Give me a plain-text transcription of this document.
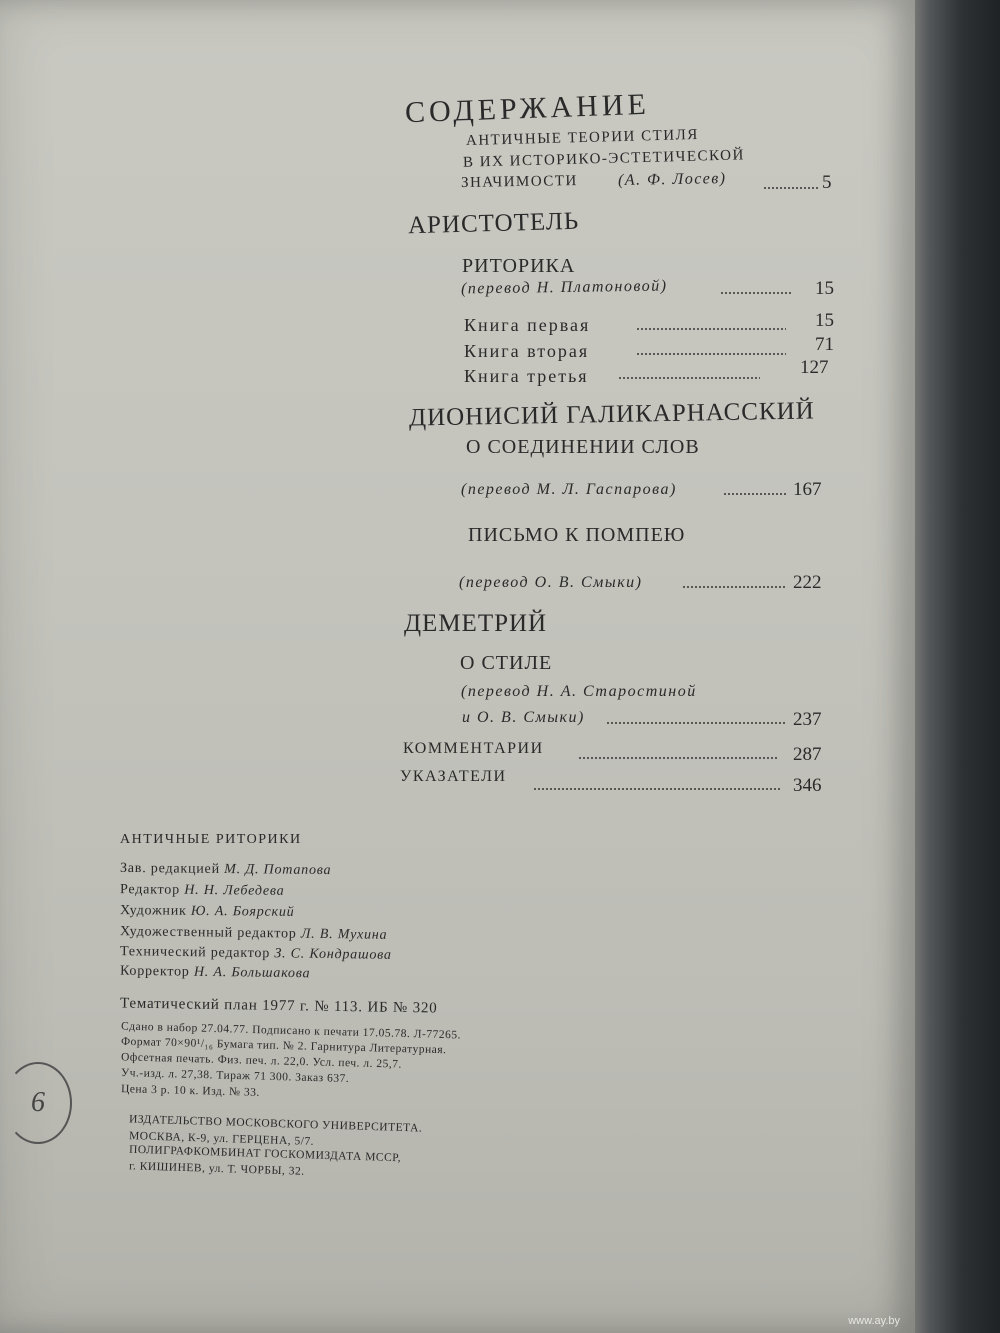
СОДЕРЖАНИЕ
АНТИЧНЫЕ ТЕОРИИ СТИЛЯ
В ИХ ИСТОРИКО-ЭСТЕТИЧЕСКОЙ
ЗНАЧИМОСТИ (А. Ф. Лосев)	5
АРИСТОТЕЛЬ
РИТОРИКА
(перевод Н. Платоновой)	15
Книга первая	15
Книга вторая	71
Книга третья	127
ДИОНИСИЙ ГАЛИКАРНАССКИЙ
О СОЕДИНЕНИИ СЛОВ
(перевод М. Л. Гаспарова)	167
ПИСЬМО К ПОМПЕЮ
(перевод О. В. Смыки)	222
ДЕМЕТРИЙ
О СТИЛЕ
(перевод Н. А. Старостиной
и О. В. Смыки)	237
КОММЕНТАРИИ	287
УКАЗАТЕЛИ	346
АНТИЧНЫЕ РИТОРИКИ
Зав. редакцией М. Д. Потапова
Редактор Н. Н. Лебедева
Художник Ю. А. Боярский
Художественный редактор Л. В. Мухина
Технический редактор З. С. Кондрашова
Корректор Н. А. Большакова
Тематический план 1977 г. № 113. ИБ № 320
Сдано в набор 27.04.77. Подписано к печати 17.05.78. Л-77265.
Формат 70×90¹/₁₆ Бумага тип. № 2. Гарнитура Литературная.
Офсетная печать. Физ. печ. л. 22,0. Усл. печ. л. 25,7.
Уч.-изд. л. 27,38. Тираж 71 300. Заказ 637.
Цена 3 р. 10 к. Изд. № 33.
ИЗДАТЕЛЬСТВО МОСКОВСКОГО УНИВЕРСИТЕТА.
МОСКВА, К-9, ул. ГЕРЦЕНА, 5/7.
ПОЛИГРАФКОМБИНАТ ГОСКОМИЗДАТА МССР,
г. КИШИНЕВ, ул. Т. ЧОРБЫ, 32.
6
www.ay.by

### What you have to do
Write out each entry exactly as given, but skip the pictures.

### Exercise answer
Give me a plain-text transcription of this document.
СОДЕРЖАНИЕ
АНТИЧНЫЕ ТЕОРИИ СТИЛЯ
В ИХ ИСТОРИКО-ЭСТЕТИЧЕСКОЙ
ЗНАЧИМОСТИ (А. Ф. Лосев)	5
АРИСТОТЕЛЬ
РИТОРИКА
(перевод Н. Платоновой)	15
Книга первая	15
Книга вторая	71
Книга третья	127
ДИОНИСИЙ ГАЛИКАРНАССКИЙ
О СОЕДИНЕНИИ СЛОВ
(перевод М. Л. Гаспарова)	167
ПИСЬМО К ПОМПЕЮ
(перевод О. В. Смыки)	222
ДЕМЕТРИЙ
О СТИЛЕ
(перевод Н. А. Старостиной
и О. В. Смыки)	237
КОММЕНТАРИИ	287
УКАЗАТЕЛИ	346
АНТИЧНЫЕ РИТОРИКИ
Зав. редакцией М. Д. Потапова
Редактор Н. Н. Лебедева
Художник Ю. А. Боярский
Художественный редактор Л. В. Мухина
Технический редактор З. С. Кондрашова
Корректор Н. А. Большакова
Тематический план 1977 г. № 113. ИБ № 320
Сдано в набор 27.04.77. Подписано к печати 17.05.78. Л-77265.
Формат 70×90¹/₁₆ Бумага тип. № 2. Гарнитура Литературная.
Офсетная печать. Физ. печ. л. 22,0. Усл. печ. л. 25,7.
Уч.-изд. л. 27,38. Тираж 71 300. Заказ 637.
Цена 3 р. 10 к. Изд. № 33.
ИЗДАТЕЛЬСТВО МОСКОВСКОГО УНИВЕРСИТЕТА.
МОСКВА, К-9, ул. ГЕРЦЕНА, 5/7.
ПОЛИГРАФКОМБИНАТ ГОСКОМИЗДАТА МССР,
г. КИШИНЕВ, ул. Т. ЧОРБЫ, 32.
6
www.ay.by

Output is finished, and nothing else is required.